─── SOURCE DATA ───
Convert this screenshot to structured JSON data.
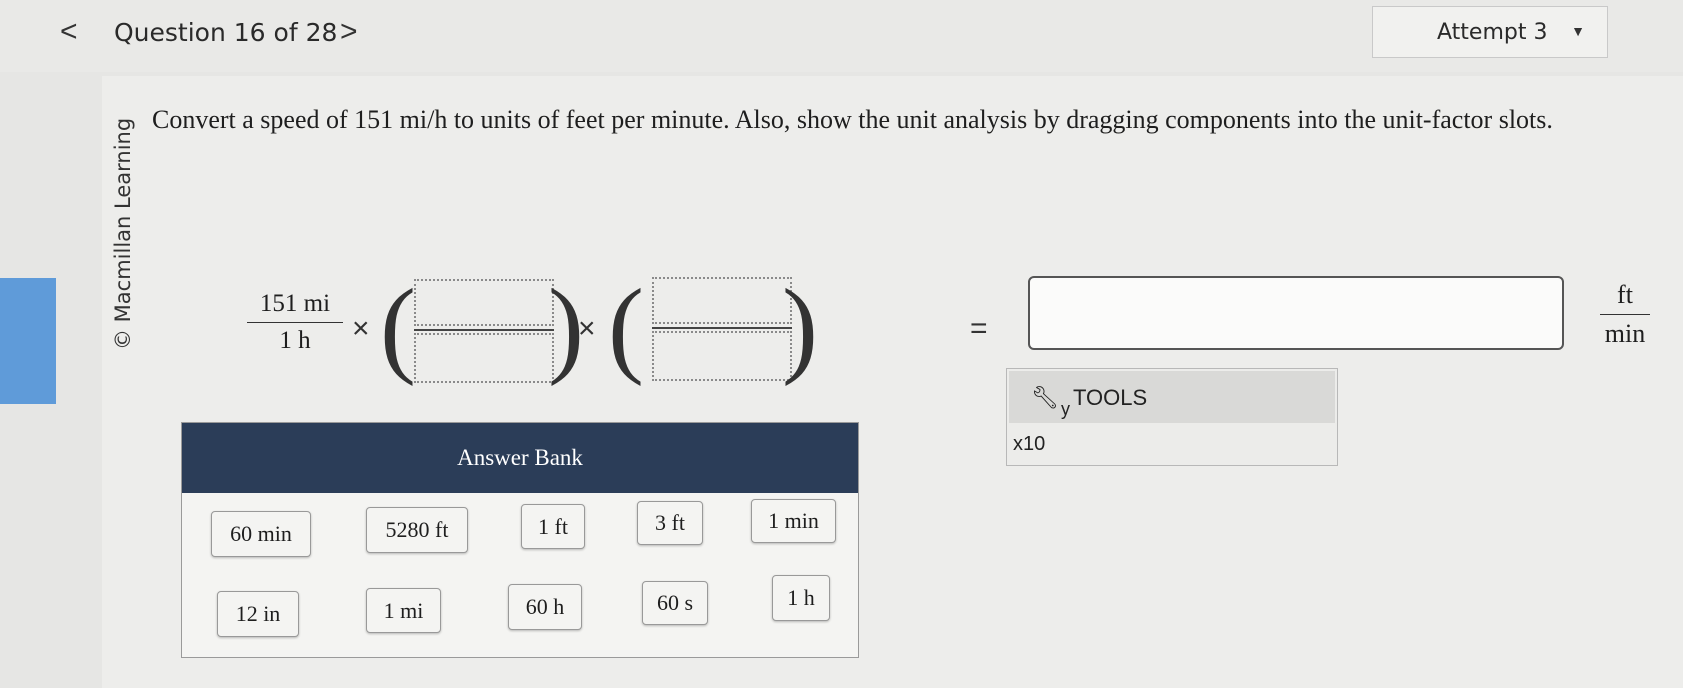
{
  "nav": {
    "prev_glyph": "<",
    "next_glyph": ">",
    "question_label": "Question 16 of 28"
  },
  "attempt": {
    "label": "Attempt 3",
    "caret": "▼"
  },
  "watermark": "© Macmillan Learning",
  "prompt": "Convert a speed of 151 mi/h to units of feet per minute. Also, show the unit analysis by dragging components into the unit-factor slots.",
  "expression": {
    "given_numerator": "151 mi",
    "given_denominator": "1 h",
    "times": "×",
    "equals": "=",
    "open_paren": "(",
    "close_paren": ")",
    "result_value": "",
    "result_unit_numerator": "ft",
    "result_unit_denominator": "min"
  },
  "tools": {
    "label": "TOOLS",
    "subscript": "y",
    "x10_label": "x10"
  },
  "answer_bank": {
    "title": "Answer Bank",
    "chips": [
      "60 min",
      "5280 ft",
      "1 ft",
      "3 ft",
      "1 min",
      "12 in",
      "1 mi",
      "60 h",
      "60 s",
      "1 h"
    ]
  },
  "colors": {
    "bank_header": "#2b3d58",
    "left_accent": "#5f9bd9",
    "page_bg": "#e6e6e4"
  }
}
───
-- PROBLEM TO WORK ON --
Each record above should be copied character for character, with pictures dropped.

-- ANSWER IN FULL --
Convert this screenshot to structured JSON data.
{
  "nav": {
    "prev_glyph": "<",
    "next_glyph": ">",
    "question_label": "Question 16 of 28"
  },
  "attempt": {
    "label": "Attempt 3",
    "caret": "▼"
  },
  "watermark": "© Macmillan Learning",
  "prompt": "Convert a speed of 151 mi/h to units of feet per minute. Also, show the unit analysis by dragging components into the unit-factor slots.",
  "expression": {
    "given_numerator": "151 mi",
    "given_denominator": "1 h",
    "times": "×",
    "equals": "=",
    "open_paren": "(",
    "close_paren": ")",
    "result_value": "",
    "result_unit_numerator": "ft",
    "result_unit_denominator": "min"
  },
  "tools": {
    "label": "TOOLS",
    "subscript": "y",
    "x10_label": "x10"
  },
  "answer_bank": {
    "title": "Answer Bank",
    "chips": [
      "60 min",
      "5280 ft",
      "1 ft",
      "3 ft",
      "1 min",
      "12 in",
      "1 mi",
      "60 h",
      "60 s",
      "1 h"
    ]
  },
  "colors": {
    "bank_header": "#2b3d58",
    "left_accent": "#5f9bd9",
    "page_bg": "#e6e6e4"
  }
}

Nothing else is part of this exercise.